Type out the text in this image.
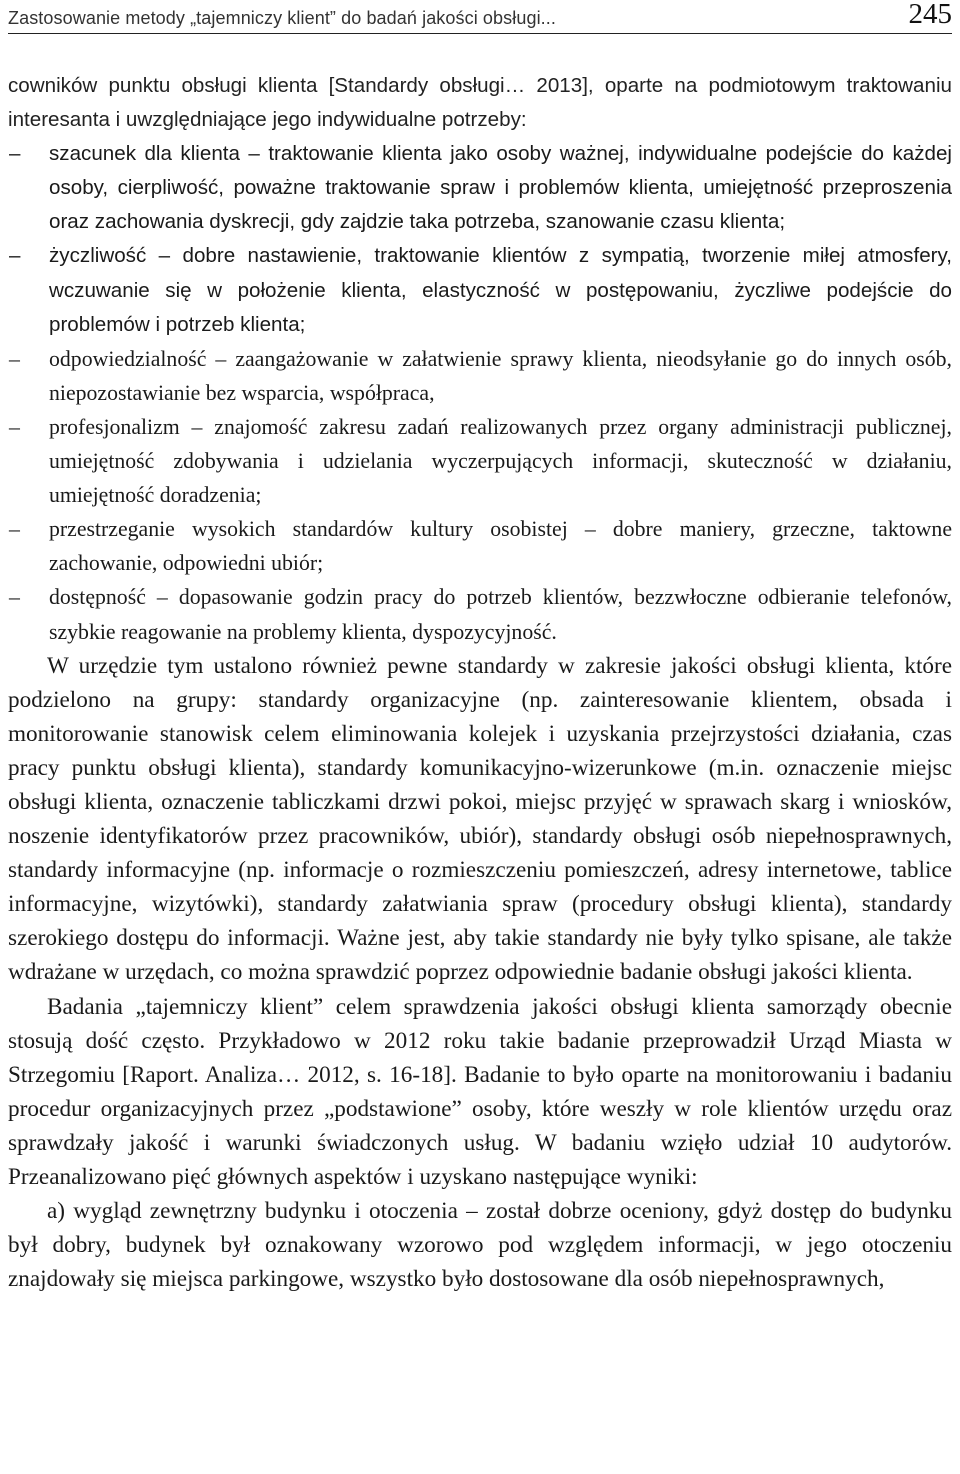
Zastosowanie metody „tajemniczy klient” do badań jakości obsługi...	245

cowników punktu obsługi klienta [Standardy obsługi… 2013], oparte na podmiotowym traktowaniu interesanta i uwzględniające jego indywidualne potrzeby:

–
szacunek dla klienta – traktowanie klienta jako osoby ważnej, indywidualne podejście do każdej osoby, cierpliwość, poważne traktowanie spraw i problemów klienta, umiejętność przeproszenia oraz zachowania dyskrecji, gdy zajdzie taka potrzeba, szanowanie czasu klienta;
–
życzliwość – dobre nastawienie, traktowanie klientów z sympatią, tworzenie miłej atmosfery, wczuwanie się w położenie klienta, elastyczność w postępowaniu, życzliwe podejście do problemów i potrzeb klienta;
–
odpowiedzialność – zaangażowanie w załatwienie sprawy klienta, nieodsyłanie go do innych osób, niepozostawianie bez wsparcia, współpraca,
–
profesjonalizm – znajomość zakresu zadań realizowanych przez organy administracji publicznej, umiejętność zdobywania i udzielania wyczerpujących informacji, skuteczność w działaniu, umiejętność doradzenia;
–
przestrzeganie wysokich standardów kultury osobistej – dobre maniery, grzeczne, taktowne zachowanie, odpowiedni ubiór;
–
dostępność – dopasowanie godzin pracy do potrzeb klientów, bezzwłoczne odbieranie telefonów, szybkie reagowanie na problemy klienta, dyspozycyjność.

W urzędzie tym ustalono również pewne standardy w zakresie jakości obsługi klienta, które podzielono na grupy: standardy organizacyjne (np. zainteresowanie klientem, obsada i monitorowanie stanowisk celem eliminowania kolejek i uzyskania przejrzystości działania, czas pracy punktu obsługi klienta), standardy komunikacyjno-wizerunkowe (m.in. oznaczenie miejsc obsługi klienta, oznaczenie tabliczkami drzwi pokoi, miejsc przyjęć w sprawach skarg i wniosków, noszenie identyfikatorów przez pracowników, ubiór), standardy obsługi osób niepełnosprawnych, standardy informacyjne (np. informacje o rozmieszczeniu pomieszczeń, adresy internetowe, tablice informacyjne, wizytówki), standardy załatwiania spraw (procedury obsługi klienta), standardy szerokiego dostępu do informacji. Ważne jest, aby takie standardy nie były tylko spisane, ale także wdrażane w urzędach, co można sprawdzić poprzez odpowiednie badanie obsługi jakości klienta.

Badania „tajemniczy klient” celem sprawdzenia jakości obsługi klienta samorządy obecnie stosują dość często. Przykładowo w 2012 roku takie badanie przeprowadził Urząd Miasta w Strzegomiu [Raport. Analiza… 2012, s. 16-18]. Badanie to było oparte na monitorowaniu i badaniu procedur organizacyjnych przez „podstawione” osoby, które weszły w role klientów urzędu oraz sprawdzały jakość i warunki świadczonych usług. W badaniu wzięło udział 10 audytorów. Przeanalizowano pięć głównych aspektów i uzyskano następujące wyniki:

a) wygląd zewnętrzny budynku i otoczenia – został dobrze oceniony, gdyż dostęp do budynku był dobry, budynek był oznakowany wzorowo pod względem informacji, w jego otoczeniu znajdowały się miejsca parkingowe, wszystko było dostosowane dla osób niepełnosprawnych,
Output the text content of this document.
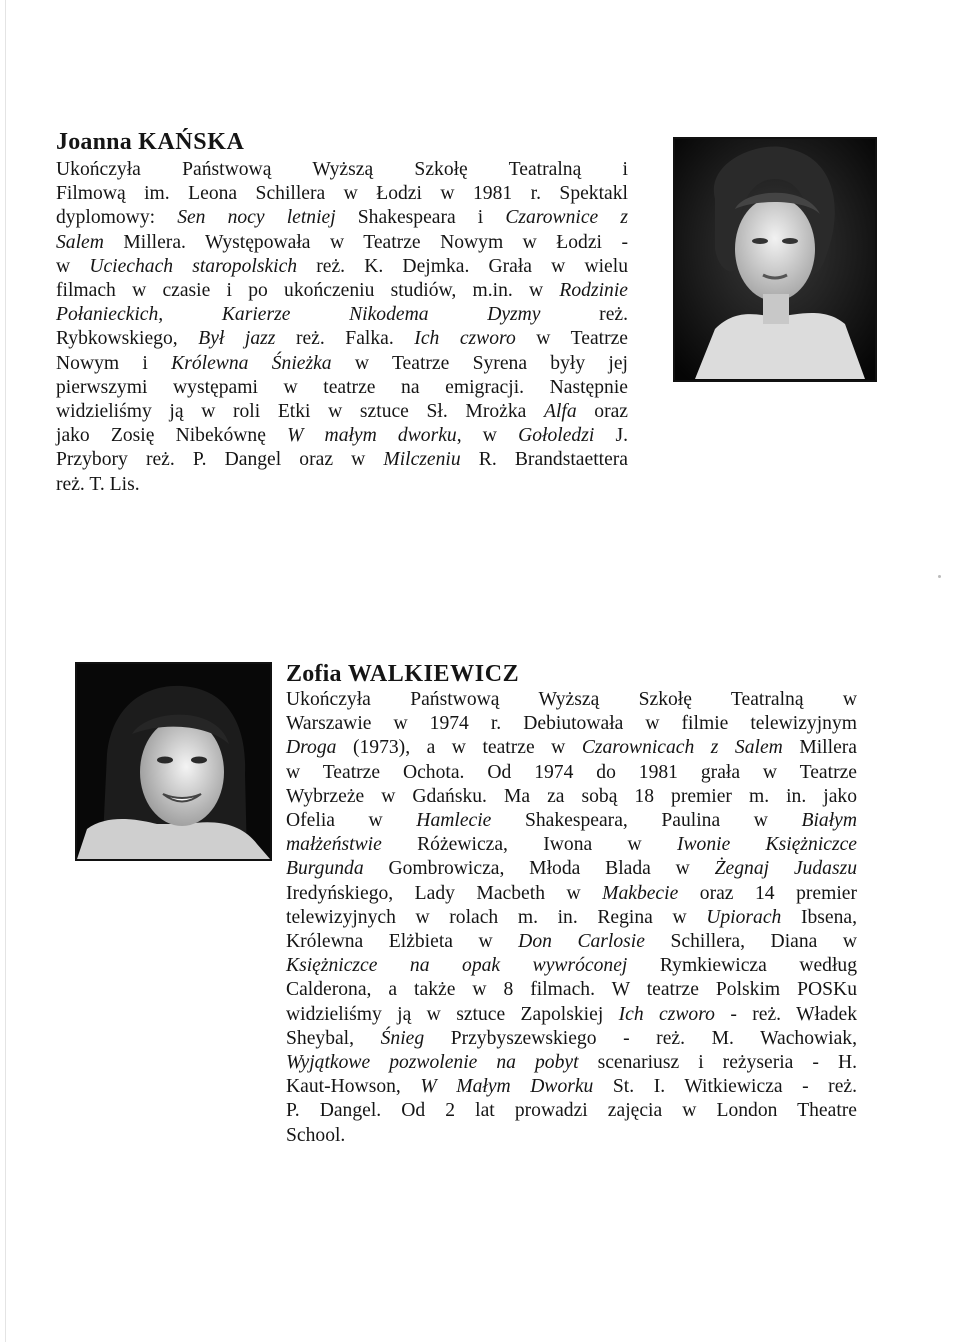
Joanna KAŃSKA
Ukończyła Państwową Wyższą Szkołę Teatralną i
Filmową im. Leona Schillera w Łodzi w 1981 r. Spektakl
dyplomowy: Sen nocy letniej Shakespeara i Czarownice z
Salem Millera. Występowała w Teatrze Nowym w Łodzi -
w Uciechach staropolskich reż. K. Dejmka. Grała w wielu
filmach w czasie i po ukończeniu studiów, m.in. w Rodzinie
Połanieckich, Karierze Nikodema Dyzmy reż.
Rybkowskiego, Był jazz reż. Falka. Ich czworo w Teatrze
Nowym i Królewna Śnieżka w Teatrze Syrena były jej
pierwszymi występami w teatrze na emigracji. Następnie
widzieliśmy ją w roli Etki w sztuce Sł. Mrożka Alfa oraz
jako Zosię Nibekównę W małym dworku, w Gołoledzi J.
Przybory reż. P. Dangel oraz w Milczeniu R. Brandstaettera
reż. T. Lis.
Zofia WALKIEWICZ
Ukończyła Państwową Wyższą Szkołę Teatralną w
Warszawie w 1974 r. Debiutowała w filmie telewizyjnym
Droga (1973), a w teatrze w Czarownicach z Salem Millera
w Teatrze Ochota. Od 1974 do 1981 grała w Teatrze
Wybrzeże w Gdańsku. Ma za sobą 18 premier m. in. jako
Ofelia w Hamlecie Shakespeara, Paulina w Białym
małżeństwie Różewicza, Iwona w Iwonie Księżniczce
Burgunda Gombrowicza, Młoda Blada w Żegnaj Judaszu
Iredyńskiego, Lady Macbeth w Makbecie oraz 14 premier
telewizyjnych w rolach m. in. Regina w Upiorach Ibsena,
Królewna Elżbieta w Don Carlosie Schillera, Diana w
Księżniczce na opak wywróconej Rymkiewicza według
Calderona, a także w 8 filmach. W teatrze Polskim POSKu
widzieliśmy ją w sztuce Zapolskiej Ich czworo - reż. Władek
Sheybal, Śnieg Przybyszewskiego - reż. M. Wachowiak,
Wyjątkowe pozwolenie na pobyt scenariusz i reżyseria - H.
Kaut-Howson, W Małym Dworku St. I. Witkiewicza - reż.
P. Dangel. Od 2 lat prowadzi zajęcia w London Theatre
School.
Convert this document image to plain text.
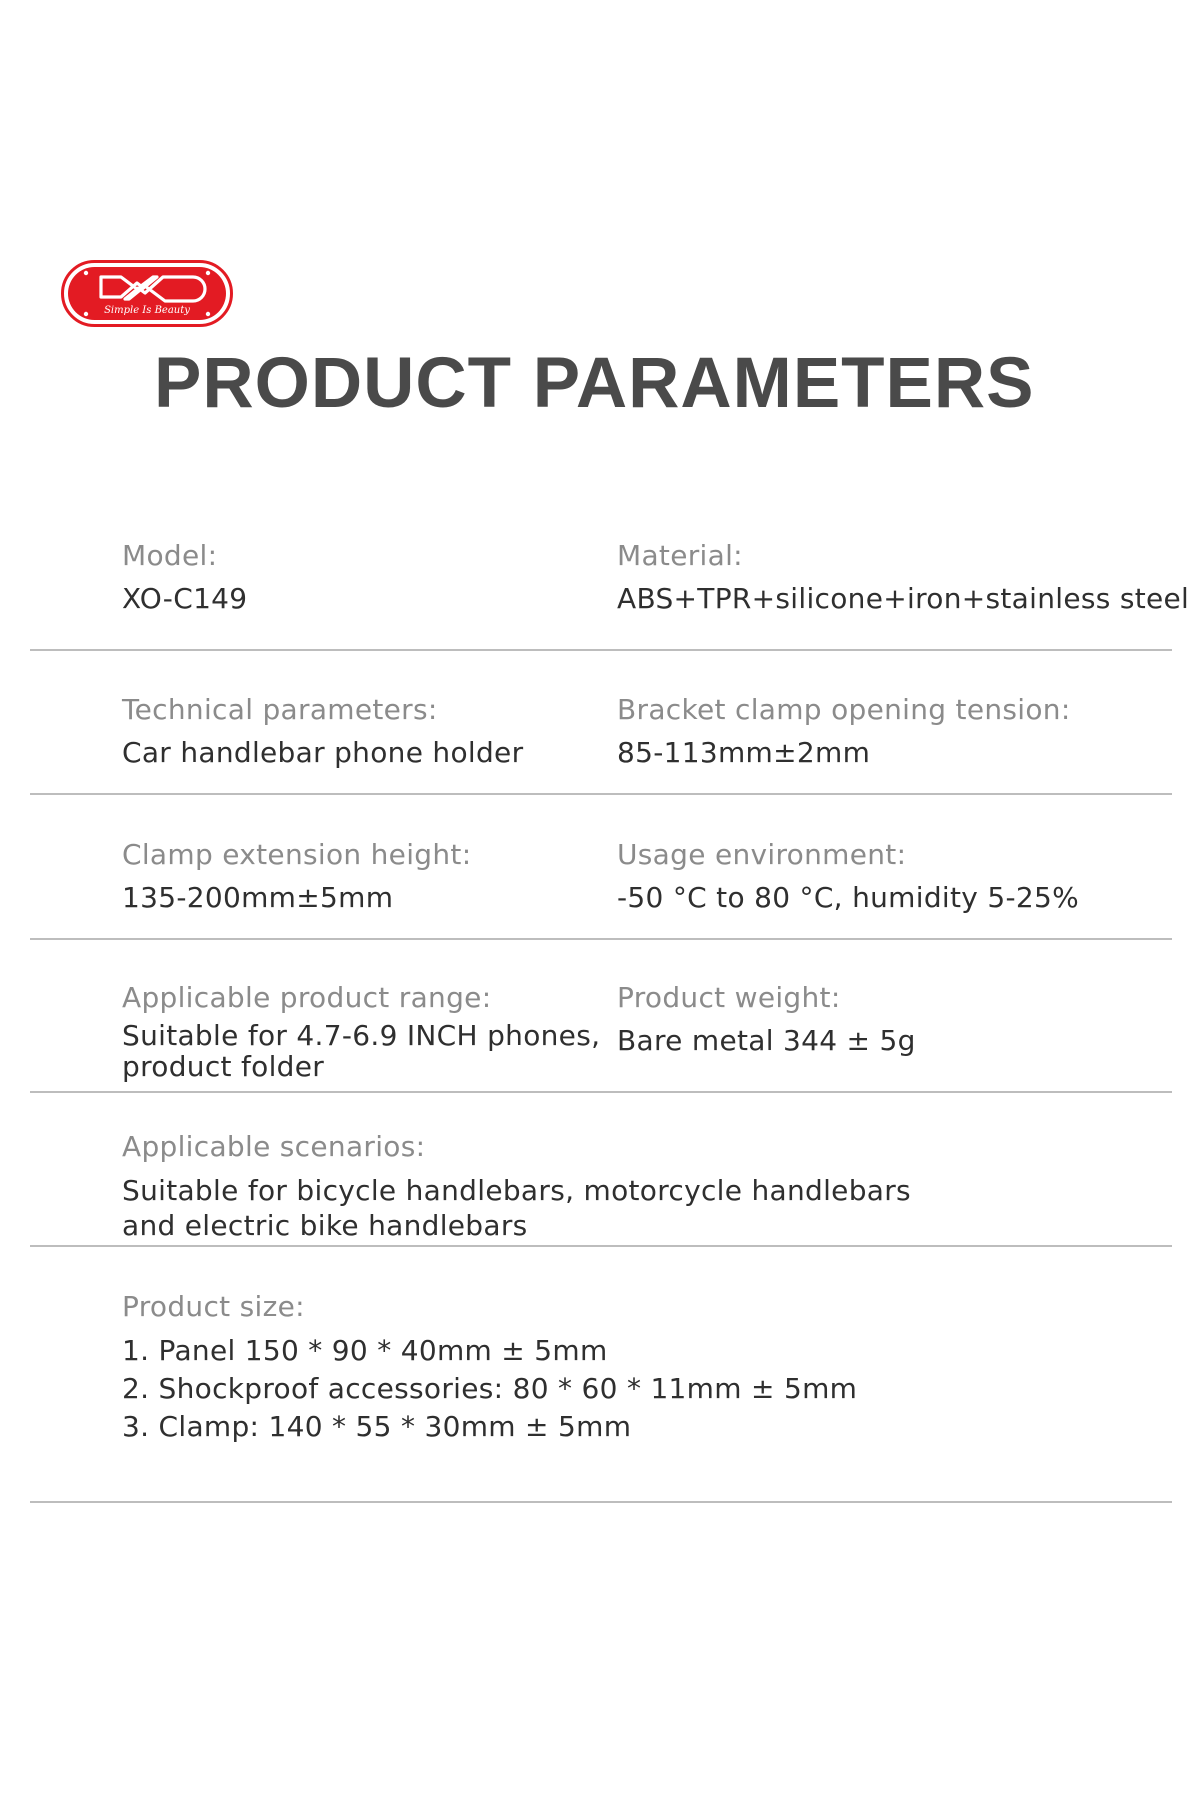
Simple Is Beauty
PRODUCT PARAMETERS
Model:
XO-C149
Material:
ABS+TPR+silicone+iron+stainless steel
Technical parameters:
Car handlebar phone holder
Bracket clamp opening tension:
85-113mm±2mm
Clamp extension height:
135-200mm±5mm
Usage environment:
-50 °C to 80 °C, humidity 5-25%
Applicable product range:
Suitable for 4.7-6.9 INCH phones,
product folder
Product weight:
Bare metal 344 ± 5g
Applicable scenarios:
Suitable for bicycle handlebars, motorcycle handlebars
and electric bike handlebars
Product size:
1. Panel 150 * 90 * 40mm ± 5mm
2. Shockproof accessories: 80 * 60 * 11mm ± 5mm
3. Clamp: 140 * 55 * 30mm ± 5mm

◆ YOUR INSTRUCTIONS
Return every line holding the word "osoby" from the records.

◆ FULL OUTPUT
szacunek dla klienta – traktowanie klienta jako osoby ważnej, indywidualne podejście do każdej osoby, cierpliwość, poważne traktowanie spraw i problemów klienta, umiejętność przeproszenia oraz zachowania dyskrecji, gdy zajdzie taka potrzeba, szanowanie czasu klienta;
Badania „tajemniczy klient” celem sprawdzenia jakości obsługi klienta samorządy obecnie stosują dość często. Przykładowo w 2012 roku takie badanie przeprowadził Urząd Miasta w Strzegomiu [Raport. Analiza… 2012, s. 16-18]. Badanie to było oparte na monitorowaniu i badaniu procedur organizacyjnych przez „podstawione” osoby, które weszły w role klientów urzędu oraz sprawdzały jakość i warunki świadczonych usług. W badaniu wzięło udział 10 audytorów. Przeanalizowano pięć głównych aspektów i uzyskano następujące wyniki:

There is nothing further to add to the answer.